§ **Problem statement**:
Please find all lines in the data that hold the string "left" and copy them.

§ **Data for this exercise**:
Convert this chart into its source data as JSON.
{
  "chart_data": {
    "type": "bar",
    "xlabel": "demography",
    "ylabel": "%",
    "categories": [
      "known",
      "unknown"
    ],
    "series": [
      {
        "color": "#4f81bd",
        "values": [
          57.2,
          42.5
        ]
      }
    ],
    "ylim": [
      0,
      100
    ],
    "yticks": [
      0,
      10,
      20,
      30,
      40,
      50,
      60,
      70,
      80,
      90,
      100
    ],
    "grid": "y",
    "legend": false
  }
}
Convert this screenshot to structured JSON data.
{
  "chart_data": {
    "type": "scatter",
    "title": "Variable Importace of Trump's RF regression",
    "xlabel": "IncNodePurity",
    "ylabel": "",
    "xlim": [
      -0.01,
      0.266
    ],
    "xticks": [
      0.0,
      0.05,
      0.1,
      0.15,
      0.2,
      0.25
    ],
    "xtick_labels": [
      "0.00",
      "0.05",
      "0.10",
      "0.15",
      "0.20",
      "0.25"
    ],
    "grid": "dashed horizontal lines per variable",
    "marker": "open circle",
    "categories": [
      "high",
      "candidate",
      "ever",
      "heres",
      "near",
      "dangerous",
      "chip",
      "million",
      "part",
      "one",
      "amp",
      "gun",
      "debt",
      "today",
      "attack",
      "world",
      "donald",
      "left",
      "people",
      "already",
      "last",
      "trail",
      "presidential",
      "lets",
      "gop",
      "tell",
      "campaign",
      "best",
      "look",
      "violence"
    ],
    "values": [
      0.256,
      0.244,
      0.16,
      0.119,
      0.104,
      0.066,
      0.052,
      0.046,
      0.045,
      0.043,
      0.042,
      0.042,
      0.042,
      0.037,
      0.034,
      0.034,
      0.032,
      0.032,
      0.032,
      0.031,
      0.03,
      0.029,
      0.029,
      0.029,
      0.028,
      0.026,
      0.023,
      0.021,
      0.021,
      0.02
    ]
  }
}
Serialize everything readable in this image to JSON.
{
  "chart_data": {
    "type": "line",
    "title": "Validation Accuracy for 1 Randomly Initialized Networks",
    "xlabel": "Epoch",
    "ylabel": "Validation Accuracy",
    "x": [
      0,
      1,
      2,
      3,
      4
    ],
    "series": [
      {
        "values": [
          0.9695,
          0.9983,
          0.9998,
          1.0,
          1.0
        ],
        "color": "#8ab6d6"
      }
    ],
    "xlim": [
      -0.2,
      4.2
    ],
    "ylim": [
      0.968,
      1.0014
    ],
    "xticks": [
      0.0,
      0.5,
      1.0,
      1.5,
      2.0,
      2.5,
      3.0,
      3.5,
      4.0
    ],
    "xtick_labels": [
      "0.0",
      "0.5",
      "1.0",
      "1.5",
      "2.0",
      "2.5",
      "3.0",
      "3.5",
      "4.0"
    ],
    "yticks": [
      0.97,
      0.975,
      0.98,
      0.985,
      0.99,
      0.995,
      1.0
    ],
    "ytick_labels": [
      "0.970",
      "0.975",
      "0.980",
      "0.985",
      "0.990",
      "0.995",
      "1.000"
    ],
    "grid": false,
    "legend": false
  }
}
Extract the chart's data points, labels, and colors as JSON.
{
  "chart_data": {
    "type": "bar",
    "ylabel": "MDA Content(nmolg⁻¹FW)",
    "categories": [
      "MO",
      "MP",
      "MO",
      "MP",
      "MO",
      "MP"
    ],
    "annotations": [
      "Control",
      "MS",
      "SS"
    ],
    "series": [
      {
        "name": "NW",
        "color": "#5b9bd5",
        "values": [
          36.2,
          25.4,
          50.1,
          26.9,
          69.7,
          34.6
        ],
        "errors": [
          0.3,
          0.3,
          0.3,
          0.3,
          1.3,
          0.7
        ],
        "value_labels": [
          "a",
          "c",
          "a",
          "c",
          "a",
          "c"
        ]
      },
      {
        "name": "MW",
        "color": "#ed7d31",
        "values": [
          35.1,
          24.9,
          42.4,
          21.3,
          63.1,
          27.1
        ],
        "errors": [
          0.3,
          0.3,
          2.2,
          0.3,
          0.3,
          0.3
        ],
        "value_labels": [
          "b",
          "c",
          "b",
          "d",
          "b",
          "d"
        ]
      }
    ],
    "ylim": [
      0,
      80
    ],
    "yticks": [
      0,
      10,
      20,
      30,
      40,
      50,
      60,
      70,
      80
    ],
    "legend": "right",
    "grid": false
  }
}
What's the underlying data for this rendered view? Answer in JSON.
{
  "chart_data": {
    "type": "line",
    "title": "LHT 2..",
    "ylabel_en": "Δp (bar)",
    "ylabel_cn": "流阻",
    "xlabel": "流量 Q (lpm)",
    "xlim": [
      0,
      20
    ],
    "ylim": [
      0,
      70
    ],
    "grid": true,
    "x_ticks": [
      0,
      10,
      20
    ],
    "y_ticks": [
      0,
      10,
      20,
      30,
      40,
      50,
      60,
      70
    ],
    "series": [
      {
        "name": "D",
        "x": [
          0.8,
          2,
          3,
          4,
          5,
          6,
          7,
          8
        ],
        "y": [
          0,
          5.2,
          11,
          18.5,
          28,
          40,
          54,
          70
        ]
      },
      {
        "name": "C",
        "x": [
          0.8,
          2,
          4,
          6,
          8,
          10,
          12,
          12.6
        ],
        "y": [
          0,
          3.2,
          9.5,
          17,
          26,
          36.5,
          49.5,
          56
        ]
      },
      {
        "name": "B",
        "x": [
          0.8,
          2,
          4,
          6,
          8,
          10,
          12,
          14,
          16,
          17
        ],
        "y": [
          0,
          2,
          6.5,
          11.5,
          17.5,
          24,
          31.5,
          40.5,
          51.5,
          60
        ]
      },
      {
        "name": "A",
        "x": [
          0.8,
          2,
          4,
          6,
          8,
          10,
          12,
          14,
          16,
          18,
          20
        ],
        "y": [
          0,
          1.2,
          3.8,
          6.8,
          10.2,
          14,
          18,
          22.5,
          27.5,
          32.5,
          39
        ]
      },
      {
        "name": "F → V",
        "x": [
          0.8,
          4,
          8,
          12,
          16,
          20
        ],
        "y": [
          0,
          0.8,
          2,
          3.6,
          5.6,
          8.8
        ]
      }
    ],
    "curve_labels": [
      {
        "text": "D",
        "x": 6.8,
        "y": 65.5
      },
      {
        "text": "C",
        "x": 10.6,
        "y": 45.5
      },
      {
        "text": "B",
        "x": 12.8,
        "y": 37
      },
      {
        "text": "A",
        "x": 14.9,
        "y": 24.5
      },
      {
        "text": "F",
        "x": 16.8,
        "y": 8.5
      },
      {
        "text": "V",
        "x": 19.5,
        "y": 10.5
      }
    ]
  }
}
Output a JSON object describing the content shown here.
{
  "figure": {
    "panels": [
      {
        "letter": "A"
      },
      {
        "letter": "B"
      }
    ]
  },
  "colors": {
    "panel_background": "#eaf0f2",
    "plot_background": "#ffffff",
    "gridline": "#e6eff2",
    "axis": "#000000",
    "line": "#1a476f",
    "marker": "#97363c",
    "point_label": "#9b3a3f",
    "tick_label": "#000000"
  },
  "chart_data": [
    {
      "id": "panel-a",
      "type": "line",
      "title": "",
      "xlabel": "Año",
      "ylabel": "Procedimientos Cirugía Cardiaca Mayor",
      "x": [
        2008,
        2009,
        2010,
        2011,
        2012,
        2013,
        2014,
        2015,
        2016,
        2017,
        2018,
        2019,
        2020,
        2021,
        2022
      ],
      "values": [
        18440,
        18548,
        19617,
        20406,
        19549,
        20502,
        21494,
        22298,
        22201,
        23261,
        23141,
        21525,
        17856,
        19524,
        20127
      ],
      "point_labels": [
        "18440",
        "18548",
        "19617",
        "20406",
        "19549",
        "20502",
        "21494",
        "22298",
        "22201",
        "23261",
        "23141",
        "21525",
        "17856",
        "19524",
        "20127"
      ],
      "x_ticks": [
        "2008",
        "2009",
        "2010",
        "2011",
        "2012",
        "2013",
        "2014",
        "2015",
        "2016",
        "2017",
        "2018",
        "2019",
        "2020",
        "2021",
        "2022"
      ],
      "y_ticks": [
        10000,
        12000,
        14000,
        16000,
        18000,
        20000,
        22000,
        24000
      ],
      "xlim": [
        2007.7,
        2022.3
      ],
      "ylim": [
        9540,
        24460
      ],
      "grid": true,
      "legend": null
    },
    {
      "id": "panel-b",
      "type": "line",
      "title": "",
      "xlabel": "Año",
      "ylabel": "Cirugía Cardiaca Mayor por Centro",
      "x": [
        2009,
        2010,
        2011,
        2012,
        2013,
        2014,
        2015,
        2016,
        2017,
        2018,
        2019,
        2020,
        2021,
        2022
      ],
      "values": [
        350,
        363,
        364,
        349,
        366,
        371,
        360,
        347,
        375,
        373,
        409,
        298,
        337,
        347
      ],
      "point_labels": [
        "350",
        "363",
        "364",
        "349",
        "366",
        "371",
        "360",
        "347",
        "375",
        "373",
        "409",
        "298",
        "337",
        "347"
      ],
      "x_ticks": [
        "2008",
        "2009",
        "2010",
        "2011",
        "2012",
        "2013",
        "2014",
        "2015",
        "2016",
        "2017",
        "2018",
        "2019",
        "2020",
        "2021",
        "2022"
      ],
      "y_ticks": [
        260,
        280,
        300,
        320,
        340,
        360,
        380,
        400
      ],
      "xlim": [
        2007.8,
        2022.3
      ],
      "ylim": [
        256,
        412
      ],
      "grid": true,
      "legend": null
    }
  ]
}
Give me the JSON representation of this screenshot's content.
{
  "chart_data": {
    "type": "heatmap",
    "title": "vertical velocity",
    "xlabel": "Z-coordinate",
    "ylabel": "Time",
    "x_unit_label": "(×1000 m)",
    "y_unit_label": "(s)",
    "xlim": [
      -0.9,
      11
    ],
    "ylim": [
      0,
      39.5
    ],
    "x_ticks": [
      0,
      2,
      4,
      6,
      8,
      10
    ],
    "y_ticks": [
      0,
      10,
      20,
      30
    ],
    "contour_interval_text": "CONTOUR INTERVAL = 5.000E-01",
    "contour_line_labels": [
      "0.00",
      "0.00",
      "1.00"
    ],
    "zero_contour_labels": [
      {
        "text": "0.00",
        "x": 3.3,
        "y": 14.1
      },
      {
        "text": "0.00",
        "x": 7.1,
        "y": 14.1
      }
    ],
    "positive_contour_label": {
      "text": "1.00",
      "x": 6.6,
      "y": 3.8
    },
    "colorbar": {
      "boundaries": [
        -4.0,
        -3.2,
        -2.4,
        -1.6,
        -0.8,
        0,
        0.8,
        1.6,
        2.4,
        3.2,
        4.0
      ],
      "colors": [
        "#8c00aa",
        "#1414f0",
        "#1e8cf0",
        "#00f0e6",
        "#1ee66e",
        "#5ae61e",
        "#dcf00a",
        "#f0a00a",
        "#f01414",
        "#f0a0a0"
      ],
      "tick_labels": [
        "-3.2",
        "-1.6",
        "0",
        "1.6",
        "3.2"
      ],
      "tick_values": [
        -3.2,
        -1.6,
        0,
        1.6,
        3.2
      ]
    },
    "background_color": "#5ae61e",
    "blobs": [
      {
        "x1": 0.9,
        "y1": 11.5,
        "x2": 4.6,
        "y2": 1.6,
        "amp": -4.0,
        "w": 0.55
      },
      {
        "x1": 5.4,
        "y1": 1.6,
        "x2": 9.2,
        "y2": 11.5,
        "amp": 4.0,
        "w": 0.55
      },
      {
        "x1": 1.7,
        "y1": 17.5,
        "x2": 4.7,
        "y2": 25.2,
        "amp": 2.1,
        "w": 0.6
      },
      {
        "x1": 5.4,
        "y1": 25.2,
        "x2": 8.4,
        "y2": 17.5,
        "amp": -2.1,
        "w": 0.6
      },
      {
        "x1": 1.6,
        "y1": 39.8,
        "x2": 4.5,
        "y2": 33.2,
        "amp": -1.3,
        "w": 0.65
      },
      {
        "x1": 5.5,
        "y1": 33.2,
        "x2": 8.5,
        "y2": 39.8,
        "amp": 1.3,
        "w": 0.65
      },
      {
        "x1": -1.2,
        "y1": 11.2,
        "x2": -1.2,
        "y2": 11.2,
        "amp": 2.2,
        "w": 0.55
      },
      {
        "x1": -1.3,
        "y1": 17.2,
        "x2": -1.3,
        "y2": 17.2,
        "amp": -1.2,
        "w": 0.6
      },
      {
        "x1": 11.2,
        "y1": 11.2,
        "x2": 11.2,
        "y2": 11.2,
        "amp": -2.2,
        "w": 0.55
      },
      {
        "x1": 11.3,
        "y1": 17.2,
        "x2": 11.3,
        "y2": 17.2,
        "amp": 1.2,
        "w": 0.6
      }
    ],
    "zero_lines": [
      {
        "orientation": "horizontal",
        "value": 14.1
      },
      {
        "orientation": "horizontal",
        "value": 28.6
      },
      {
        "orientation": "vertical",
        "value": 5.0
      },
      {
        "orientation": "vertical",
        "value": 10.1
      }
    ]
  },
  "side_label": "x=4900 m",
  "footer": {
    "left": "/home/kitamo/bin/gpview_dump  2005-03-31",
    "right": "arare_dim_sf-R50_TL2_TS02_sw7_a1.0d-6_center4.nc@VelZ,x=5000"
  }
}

§ **Output of the task**:
      "left",
    "left": "/home/kitamo/bin/gpview_dump  2005-03-31",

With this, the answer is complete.